Figure collection entries
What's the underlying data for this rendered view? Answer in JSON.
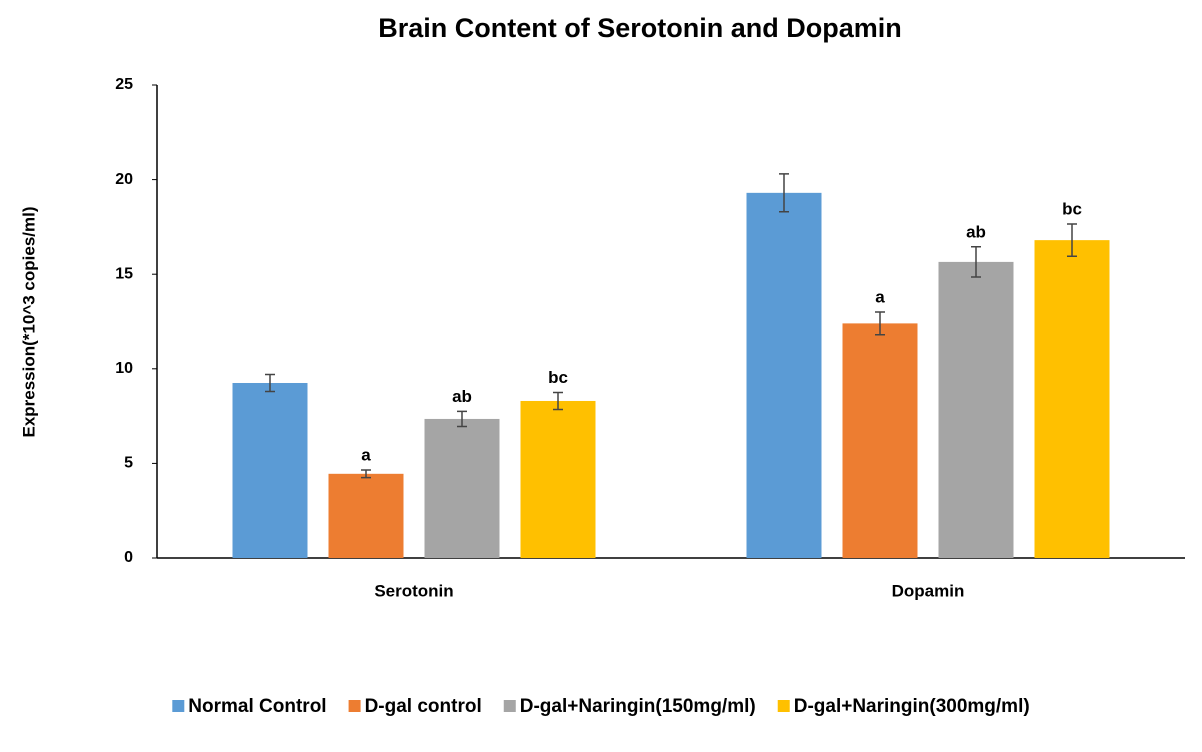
{
  "chart_data": {
    "type": "bar",
    "title": "Brain Content of Serotonin and Dopamin",
    "y_label": "Expression(*10^3 copies/ml)",
    "categories": [
      "Serotonin",
      "Dopamin"
    ],
    "series": [
      {
        "name": "Normal Control",
        "color": "#5b9bd5",
        "values": [
          9.25,
          19.3
        ],
        "errors": [
          0.45,
          1.0
        ],
        "labels": [
          null,
          null
        ]
      },
      {
        "name": "D-gal control",
        "color": "#ed7d31",
        "values": [
          4.45,
          12.4
        ],
        "errors": [
          0.2,
          0.6
        ],
        "labels": [
          "a",
          "a"
        ]
      },
      {
        "name": "D-gal+Naringin(150mg/ml)",
        "color": "#a5a5a5",
        "values": [
          7.35,
          15.65
        ],
        "errors": [
          0.4,
          0.8
        ],
        "labels": [
          "ab",
          "ab"
        ]
      },
      {
        "name": "D-gal+Naringin(300mg/ml)",
        "color": "#ffc000",
        "values": [
          8.3,
          16.8
        ],
        "errors": [
          0.45,
          0.85
        ],
        "labels": [
          "bc",
          "bc"
        ]
      }
    ],
    "ylim": [
      0,
      25
    ],
    "yticks": [
      0,
      5,
      10,
      15,
      20,
      25
    ],
    "grid": false,
    "legend": "bottom"
  }
}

> **YOUR TASK**: Copy the records exactly as they appear, excluding images.

> **CORRECT RESPONSE**:
What's the underlying data for this rendered view? Answer in JSON.
{
  "chart_data": {
    "type": "bar",
    "title": "Brain Content of Serotonin and Dopamin",
    "y_label": "Expression(*10^3 copies/ml)",
    "categories": [
      "Serotonin",
      "Dopamin"
    ],
    "series": [
      {
        "name": "Normal Control",
        "color": "#5b9bd5",
        "values": [
          9.25,
          19.3
        ],
        "errors": [
          0.45,
          1.0
        ],
        "labels": [
          null,
          null
        ]
      },
      {
        "name": "D-gal control",
        "color": "#ed7d31",
        "values": [
          4.45,
          12.4
        ],
        "errors": [
          0.2,
          0.6
        ],
        "labels": [
          "a",
          "a"
        ]
      },
      {
        "name": "D-gal+Naringin(150mg/ml)",
        "color": "#a5a5a5",
        "values": [
          7.35,
          15.65
        ],
        "errors": [
          0.4,
          0.8
        ],
        "labels": [
          "ab",
          "ab"
        ]
      },
      {
        "name": "D-gal+Naringin(300mg/ml)",
        "color": "#ffc000",
        "values": [
          8.3,
          16.8
        ],
        "errors": [
          0.45,
          0.85
        ],
        "labels": [
          "bc",
          "bc"
        ]
      }
    ],
    "ylim": [
      0,
      25
    ],
    "yticks": [
      0,
      5,
      10,
      15,
      20,
      25
    ],
    "grid": false,
    "legend": "bottom"
  }
}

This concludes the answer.